→ **The task**: Copy every line of the records below where the word "class" occurs.

(Collected data)
>> START
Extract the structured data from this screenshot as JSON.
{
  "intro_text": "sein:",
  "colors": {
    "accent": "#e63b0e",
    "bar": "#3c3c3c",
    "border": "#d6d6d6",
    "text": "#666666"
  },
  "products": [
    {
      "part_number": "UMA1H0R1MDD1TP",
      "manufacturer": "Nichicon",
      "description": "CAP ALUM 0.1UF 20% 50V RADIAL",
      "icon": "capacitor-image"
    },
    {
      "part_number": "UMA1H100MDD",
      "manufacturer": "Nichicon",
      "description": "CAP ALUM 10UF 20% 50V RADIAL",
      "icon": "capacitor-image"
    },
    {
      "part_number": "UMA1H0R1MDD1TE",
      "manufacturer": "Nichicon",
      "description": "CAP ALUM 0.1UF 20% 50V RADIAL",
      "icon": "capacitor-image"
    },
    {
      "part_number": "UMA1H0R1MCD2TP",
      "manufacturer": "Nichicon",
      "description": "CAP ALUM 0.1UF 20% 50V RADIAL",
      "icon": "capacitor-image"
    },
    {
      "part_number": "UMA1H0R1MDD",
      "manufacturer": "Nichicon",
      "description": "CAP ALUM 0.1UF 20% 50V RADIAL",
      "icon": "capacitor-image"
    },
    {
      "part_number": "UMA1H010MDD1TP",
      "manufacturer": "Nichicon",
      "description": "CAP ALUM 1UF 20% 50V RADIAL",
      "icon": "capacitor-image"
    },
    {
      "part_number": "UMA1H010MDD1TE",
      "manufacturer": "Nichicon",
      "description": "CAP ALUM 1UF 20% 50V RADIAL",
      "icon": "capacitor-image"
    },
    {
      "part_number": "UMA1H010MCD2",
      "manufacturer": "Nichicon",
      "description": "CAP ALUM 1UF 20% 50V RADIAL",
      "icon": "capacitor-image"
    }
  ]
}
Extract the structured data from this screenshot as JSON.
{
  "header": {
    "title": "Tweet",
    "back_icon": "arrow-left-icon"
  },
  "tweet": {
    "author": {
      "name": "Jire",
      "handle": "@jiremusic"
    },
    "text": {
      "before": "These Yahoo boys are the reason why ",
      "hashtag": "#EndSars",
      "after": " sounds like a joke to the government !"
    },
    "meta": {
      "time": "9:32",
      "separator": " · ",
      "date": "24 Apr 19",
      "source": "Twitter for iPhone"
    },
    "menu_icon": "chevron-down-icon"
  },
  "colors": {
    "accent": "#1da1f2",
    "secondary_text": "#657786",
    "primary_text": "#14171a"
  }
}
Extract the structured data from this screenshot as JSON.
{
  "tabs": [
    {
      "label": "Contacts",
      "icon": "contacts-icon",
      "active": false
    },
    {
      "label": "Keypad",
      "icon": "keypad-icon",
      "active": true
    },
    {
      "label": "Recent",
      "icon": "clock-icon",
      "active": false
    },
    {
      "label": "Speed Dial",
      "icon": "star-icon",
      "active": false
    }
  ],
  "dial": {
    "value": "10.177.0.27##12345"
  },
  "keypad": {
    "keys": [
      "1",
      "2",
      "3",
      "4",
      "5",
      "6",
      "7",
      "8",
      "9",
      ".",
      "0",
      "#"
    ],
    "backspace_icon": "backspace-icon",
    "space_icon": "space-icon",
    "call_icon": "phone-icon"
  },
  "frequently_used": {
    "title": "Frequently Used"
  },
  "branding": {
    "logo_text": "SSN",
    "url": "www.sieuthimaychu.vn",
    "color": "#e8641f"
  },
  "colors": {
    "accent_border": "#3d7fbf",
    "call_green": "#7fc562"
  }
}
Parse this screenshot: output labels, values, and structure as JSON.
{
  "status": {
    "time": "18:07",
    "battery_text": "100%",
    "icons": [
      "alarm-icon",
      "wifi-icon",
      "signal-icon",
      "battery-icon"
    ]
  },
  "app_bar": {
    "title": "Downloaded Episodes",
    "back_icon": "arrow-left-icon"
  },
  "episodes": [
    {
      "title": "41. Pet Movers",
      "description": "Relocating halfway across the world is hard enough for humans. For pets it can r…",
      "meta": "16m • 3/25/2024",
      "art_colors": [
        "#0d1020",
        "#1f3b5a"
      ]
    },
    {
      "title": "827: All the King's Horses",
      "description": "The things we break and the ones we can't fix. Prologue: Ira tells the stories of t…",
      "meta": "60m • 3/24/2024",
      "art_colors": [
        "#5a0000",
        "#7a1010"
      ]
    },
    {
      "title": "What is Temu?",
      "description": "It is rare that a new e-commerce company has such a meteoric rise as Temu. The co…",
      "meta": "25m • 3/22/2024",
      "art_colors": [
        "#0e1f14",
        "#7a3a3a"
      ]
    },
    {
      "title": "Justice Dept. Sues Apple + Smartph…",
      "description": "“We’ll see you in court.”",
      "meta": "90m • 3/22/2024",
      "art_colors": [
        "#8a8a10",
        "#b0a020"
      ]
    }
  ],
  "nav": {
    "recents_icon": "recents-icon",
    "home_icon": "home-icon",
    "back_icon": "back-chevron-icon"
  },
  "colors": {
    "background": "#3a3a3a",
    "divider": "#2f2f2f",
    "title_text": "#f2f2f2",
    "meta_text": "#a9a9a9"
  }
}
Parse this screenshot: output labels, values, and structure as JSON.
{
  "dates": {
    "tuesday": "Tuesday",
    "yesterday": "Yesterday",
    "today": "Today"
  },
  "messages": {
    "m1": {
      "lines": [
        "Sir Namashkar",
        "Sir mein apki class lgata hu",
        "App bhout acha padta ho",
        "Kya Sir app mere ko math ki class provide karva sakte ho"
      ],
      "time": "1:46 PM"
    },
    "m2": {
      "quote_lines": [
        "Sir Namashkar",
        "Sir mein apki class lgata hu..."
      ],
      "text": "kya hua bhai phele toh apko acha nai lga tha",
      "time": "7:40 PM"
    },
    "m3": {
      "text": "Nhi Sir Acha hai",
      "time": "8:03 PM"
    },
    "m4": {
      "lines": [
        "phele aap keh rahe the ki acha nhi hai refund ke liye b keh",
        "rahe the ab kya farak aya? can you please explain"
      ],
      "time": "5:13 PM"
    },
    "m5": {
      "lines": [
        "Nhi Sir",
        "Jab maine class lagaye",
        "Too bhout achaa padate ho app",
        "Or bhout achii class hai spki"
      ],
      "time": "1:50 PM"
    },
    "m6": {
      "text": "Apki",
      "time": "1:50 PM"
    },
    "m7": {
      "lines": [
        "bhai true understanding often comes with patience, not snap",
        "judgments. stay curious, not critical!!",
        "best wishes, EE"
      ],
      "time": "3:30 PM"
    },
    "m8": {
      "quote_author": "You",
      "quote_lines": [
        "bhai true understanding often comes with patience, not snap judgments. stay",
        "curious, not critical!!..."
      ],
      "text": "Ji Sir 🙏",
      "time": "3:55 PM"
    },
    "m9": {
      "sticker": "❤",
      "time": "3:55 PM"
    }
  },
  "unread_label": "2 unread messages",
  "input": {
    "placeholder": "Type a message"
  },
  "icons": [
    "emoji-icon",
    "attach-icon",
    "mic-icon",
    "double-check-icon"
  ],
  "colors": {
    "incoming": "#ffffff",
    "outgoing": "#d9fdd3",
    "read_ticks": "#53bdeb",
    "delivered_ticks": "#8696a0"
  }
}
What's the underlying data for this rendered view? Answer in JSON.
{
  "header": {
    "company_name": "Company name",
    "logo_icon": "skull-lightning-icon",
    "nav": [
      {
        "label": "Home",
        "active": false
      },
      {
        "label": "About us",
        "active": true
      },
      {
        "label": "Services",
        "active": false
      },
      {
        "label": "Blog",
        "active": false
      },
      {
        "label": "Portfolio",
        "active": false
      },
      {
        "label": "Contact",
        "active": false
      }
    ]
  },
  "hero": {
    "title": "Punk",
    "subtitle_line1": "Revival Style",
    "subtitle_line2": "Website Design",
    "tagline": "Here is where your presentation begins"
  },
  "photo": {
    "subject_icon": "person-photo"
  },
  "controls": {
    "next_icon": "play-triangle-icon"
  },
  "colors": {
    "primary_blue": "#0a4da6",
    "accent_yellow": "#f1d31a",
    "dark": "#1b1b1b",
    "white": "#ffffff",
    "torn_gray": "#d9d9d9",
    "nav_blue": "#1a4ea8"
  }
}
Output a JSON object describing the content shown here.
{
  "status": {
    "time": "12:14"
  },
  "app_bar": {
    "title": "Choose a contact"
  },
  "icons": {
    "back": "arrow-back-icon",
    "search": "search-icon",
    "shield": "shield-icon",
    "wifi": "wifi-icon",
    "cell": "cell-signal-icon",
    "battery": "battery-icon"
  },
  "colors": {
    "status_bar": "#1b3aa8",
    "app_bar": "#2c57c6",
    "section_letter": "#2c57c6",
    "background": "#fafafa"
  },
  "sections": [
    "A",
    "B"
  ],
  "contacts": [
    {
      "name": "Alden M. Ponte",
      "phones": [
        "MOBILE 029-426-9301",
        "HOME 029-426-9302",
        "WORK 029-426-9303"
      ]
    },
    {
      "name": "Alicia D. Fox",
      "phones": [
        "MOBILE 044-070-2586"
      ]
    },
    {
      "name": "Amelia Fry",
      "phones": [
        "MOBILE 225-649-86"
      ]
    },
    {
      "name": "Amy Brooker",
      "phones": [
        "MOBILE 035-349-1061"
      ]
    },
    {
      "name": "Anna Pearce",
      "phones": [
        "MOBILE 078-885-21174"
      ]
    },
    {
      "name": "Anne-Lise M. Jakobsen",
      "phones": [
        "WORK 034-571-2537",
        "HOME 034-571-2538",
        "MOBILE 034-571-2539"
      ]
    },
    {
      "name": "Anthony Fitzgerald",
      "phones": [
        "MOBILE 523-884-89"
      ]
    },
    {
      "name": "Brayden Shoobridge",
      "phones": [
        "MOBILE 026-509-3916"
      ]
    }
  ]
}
>> END
→ **Response for this exercise**:
        "Sir mein apki class lgata hu",
        "Kya Sir app mere ko math ki class provide karva sakte ho"
        "Sir mein apki class lgata hu..."
        "Jab maine class lagaye",
        "Or bhout achii class hai spki"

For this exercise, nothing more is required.